§ Extracted information
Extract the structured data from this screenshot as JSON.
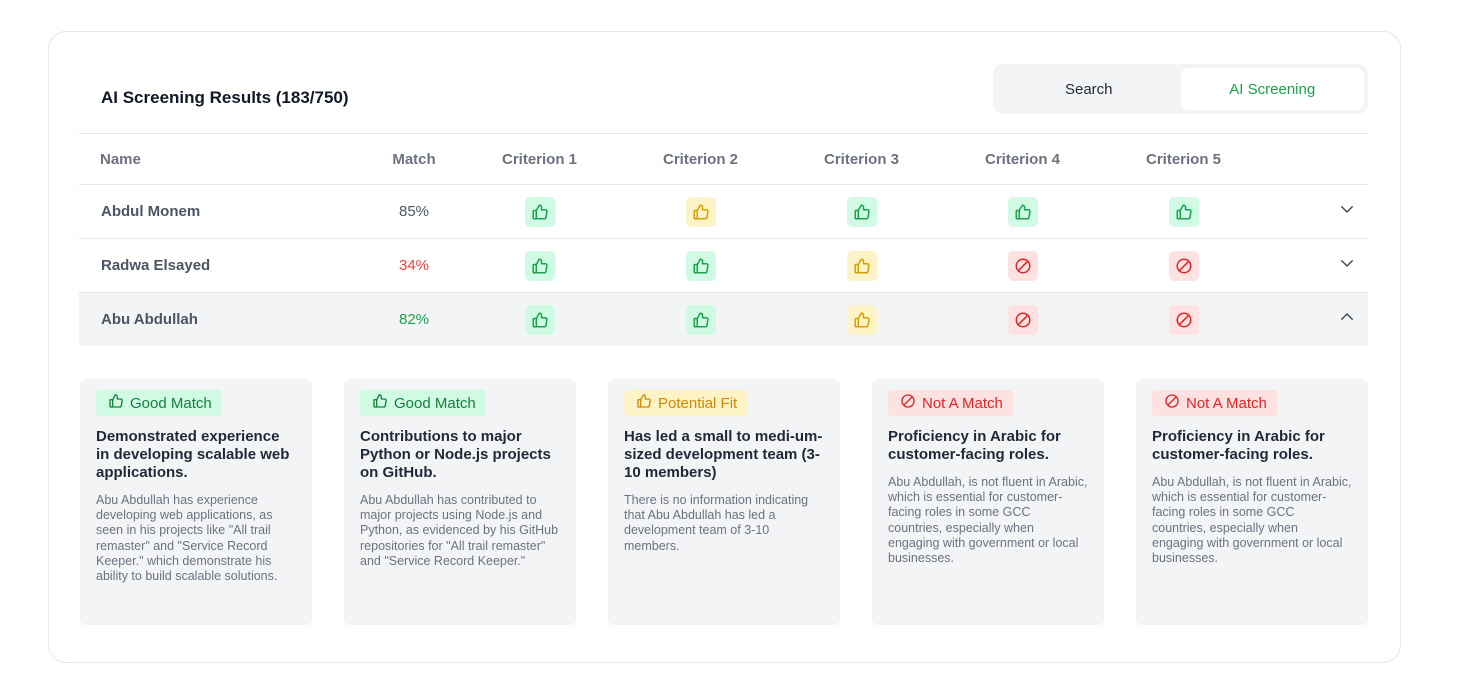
{
  "header": {
    "title": "AI Screening Results (183/750)",
    "tabs": [
      "Search",
      "AI Screening"
    ]
  },
  "table": {
    "columns": [
      "Name",
      "Match",
      "Criterion 1",
      "Criterion 2",
      "Criterion 3",
      "Criterion 4",
      "Criterion 5"
    ],
    "rows": [
      {
        "name": "Abdul Monem",
        "match": "85%",
        "criteria": [
          "good",
          "potential",
          "good",
          "good",
          "good"
        ],
        "expanded": false
      },
      {
        "name": "Radwa Elsayed",
        "match": "34%",
        "criteria": [
          "good",
          "good",
          "potential",
          "no",
          "no"
        ],
        "expanded": false
      },
      {
        "name": "Abu Abdullah",
        "match": "82%",
        "criteria": [
          "good",
          "good",
          "potential",
          "no",
          "no"
        ],
        "expanded": true
      }
    ]
  },
  "details": [
    {
      "tag": "Good Match",
      "title": "Demonstrated experience in developing scalable web applications.",
      "body": "Abu Abdullah has experience developing web applications, as seen in his projects like \"All trail remaster\" and \"Service Record Keeper.\" which demonstrate his ability to build scalable solutions."
    },
    {
      "tag": "Good Match",
      "title": "Contributions to major Python or Node.js projects on GitHub.",
      "body": "Abu Abdullah has contributed to major projects using Node.js and Python, as evidenced by his GitHub repositories for \"All trail remaster\" and \"Service Record Keeper.\""
    },
    {
      "tag": "Potential Fit",
      "title": "Has led a small to medi-um-sized development team (3-10 members)",
      "body": "There is no information indicating that Abu Abdullah has led a development team of 3-10 members."
    },
    {
      "tag": "Not A Match",
      "title": "Proficiency in Arabic for customer-facing roles.",
      "body": "Abu Abdullah, is not fluent in Arabic, which is essential for customer-facing roles in some GCC countries, especially when engaging with government or local businesses."
    },
    {
      "tag": "Not A Match",
      "title": "Proficiency in Arabic for customer-facing roles.",
      "body": "Abu Abdullah, is not fluent in Arabic, which is essential for customer-facing roles in some GCC countries, especially when engaging with government or local businesses."
    }
  ],
  "colors": {
    "good": "#16a34a",
    "potential": "#d4a100",
    "no": "#dc2626",
    "low_match": "#ef4444"
  }
}
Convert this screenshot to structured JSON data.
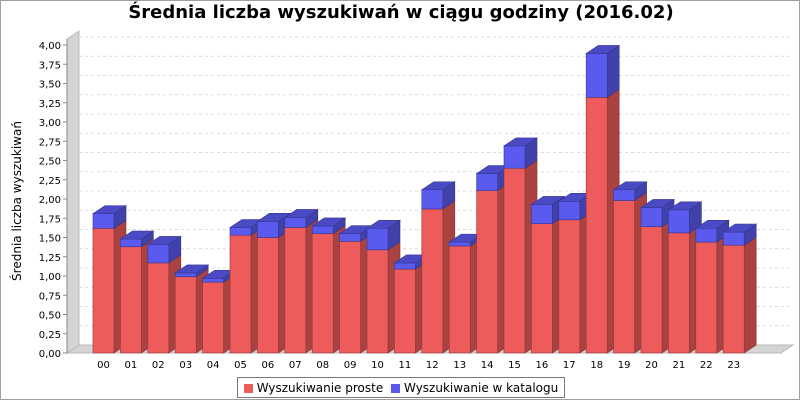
{
  "chart_data": {
    "type": "bar",
    "stacked": true,
    "three_d": true,
    "title": "Średnia liczba wyszukiwań w ciągu godziny (2016.02)",
    "xlabel": "",
    "ylabel": "Średnia liczba wyszukiwań",
    "ylim": [
      0,
      4.0
    ],
    "ytick_step": 0.25,
    "yticks": [
      "0,00",
      "0,25",
      "0,50",
      "0,75",
      "1,00",
      "1,25",
      "1,50",
      "1,75",
      "2,00",
      "2,25",
      "2,50",
      "2,75",
      "3,00",
      "3,25",
      "3,50",
      "3,75",
      "4,00"
    ],
    "grid": true,
    "legend_position": "bottom",
    "categories": [
      "00",
      "01",
      "02",
      "03",
      "04",
      "05",
      "06",
      "07",
      "08",
      "09",
      "10",
      "11",
      "12",
      "13",
      "14",
      "15",
      "16",
      "17",
      "18",
      "19",
      "20",
      "21",
      "22",
      "23"
    ],
    "series": [
      {
        "name": "Wyszukiwanie proste",
        "color": "#ee5b5b",
        "values": [
          1.62,
          1.38,
          1.17,
          0.99,
          0.92,
          1.53,
          1.5,
          1.63,
          1.55,
          1.45,
          1.34,
          1.09,
          1.87,
          1.39,
          2.11,
          2.4,
          1.68,
          1.73,
          3.32,
          1.98,
          1.64,
          1.56,
          1.44,
          1.4
        ]
      },
      {
        "name": "Wyszukiwanie w katalogu",
        "color": "#5a5aef",
        "values": [
          0.19,
          0.1,
          0.24,
          0.05,
          0.05,
          0.1,
          0.21,
          0.13,
          0.1,
          0.1,
          0.28,
          0.08,
          0.25,
          0.05,
          0.22,
          0.29,
          0.25,
          0.24,
          0.57,
          0.14,
          0.25,
          0.3,
          0.18,
          0.17
        ]
      }
    ]
  }
}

§ What is asked
Print every entry exactly as written, without the pictures.

§ Written reply
Extract the structured data from this screenshot as JSON.
{
  "header": {
    "title": "AI Screening Results (183/750)",
    "tabs": [
      "Search",
      "AI Screening"
    ]
  },
  "table": {
    "columns": [
      "Name",
      "Match",
      "Criterion 1",
      "Criterion 2",
      "Criterion 3",
      "Criterion 4",
      "Criterion 5"
    ],
    "rows": [
      {
        "name": "Abdul Monem",
        "match": "85%",
        "criteria": [
          "good",
          "potential",
          "good",
          "good",
          "good"
        ],
        "expanded": false
      },
      {
        "name": "Radwa Elsayed",
        "match": "34%",
        "criteria": [
          "good",
          "good",
          "potential",
          "no",
          "no"
        ],
        "expanded": false
      },
      {
        "name": "Abu Abdullah",
        "match": "82%",
        "criteria": [
          "good",
          "good",
          "potential",
          "no",
          "no"
        ],
        "expanded": true
      }
    ]
  },
  "details": [
    {
      "tag": "Good Match",
      "title": "Demonstrated experience in developing scalable web applications.",
      "body": "Abu Abdullah has experience developing web applications, as seen in his projects like \"All trail remaster\" and \"Service Record Keeper.\" which demonstrate his ability to build scalable solutions."
    },
    {
      "tag": "Good Match",
      "title": "Contributions to major Python or Node.js projects on GitHub.",
      "body": "Abu Abdullah has contributed to major projects using Node.js and Python, as evidenced by his GitHub repositories for \"All trail remaster\" and \"Service Record Keeper.\""
    },
    {
      "tag": "Potential Fit",
      "title": "Has led a small to medi-um-sized development team (3-10 members)",
      "body": "There is no information indicating that Abu Abdullah has led a development team of 3-10 members."
    },
    {
      "tag": "Not A Match",
      "title": "Proficiency in Arabic for customer-facing roles.",
      "body": "Abu Abdullah, is not fluent in Arabic, which is essential for customer-facing roles in some GCC countries, especially when engaging with government or local businesses."
    },
    {
      "tag": "Not A Match",
      "title": "Proficiency in Arabic for customer-facing roles.",
      "body": "Abu Abdullah, is not fluent in Arabic, which is essential for customer-facing roles in some GCC countries, especially when engaging with government or local businesses."
    }
  ],
  "colors": {
    "good": "#16a34a",
    "potential": "#d4a100",
    "no": "#dc2626",
    "low_match": "#ef4444"
  }
}
Convert this screenshot to structured JSON data.
{
  "chart_data": {
    "type": "bar",
    "stacked": true,
    "three_d": true,
    "title": "Średnia liczba wyszukiwań w ciągu godziny (2016.02)",
    "xlabel": "",
    "ylabel": "Średnia liczba wyszukiwań",
    "ylim": [
      0,
      4.0
    ],
    "ytick_step": 0.25,
    "yticks": [
      "0,00",
      "0,25",
      "0,50",
      "0,75",
      "1,00",
      "1,25",
      "1,50",
      "1,75",
      "2,00",
      "2,25",
      "2,50",
      "2,75",
      "3,00",
      "3,25",
      "3,50",
      "3,75",
      "4,00"
    ],
    "grid": true,
    "legend_position": "bottom",
    "categories": [
      "00",
      "01",
      "02",
      "03",
      "04",
      "05",
      "06",
      "07",
      "08",
      "09",
      "10",
      "11",
      "12",
      "13",
      "14",
      "15",
      "16",
      "17",
      "18",
      "19",
      "20",
      "21",
      "22",
      "23"
    ],
    "series": [
      {
        "name": "Wyszukiwanie proste",
        "color": "#ee5b5b",
        "values": [
          1.62,
          1.38,
          1.17,
          0.99,
          0.92,
          1.53,
          1.5,
          1.63,
          1.55,
          1.45,
          1.34,
          1.09,
          1.87,
          1.39,
          2.11,
          2.4,
          1.68,
          1.73,
          3.32,
          1.98,
          1.64,
          1.56,
          1.44,
          1.4
        ]
      },
      {
        "name": "Wyszukiwanie w katalogu",
        "color": "#5a5aef",
        "values": [
          0.19,
          0.1,
          0.24,
          0.05,
          0.05,
          0.1,
          0.21,
          0.13,
          0.1,
          0.1,
          0.28,
          0.08,
          0.25,
          0.05,
          0.22,
          0.29,
          0.25,
          0.24,
          0.57,
          0.14,
          0.25,
          0.3,
          0.18,
          0.17
        ]
      }
    ]
  }
}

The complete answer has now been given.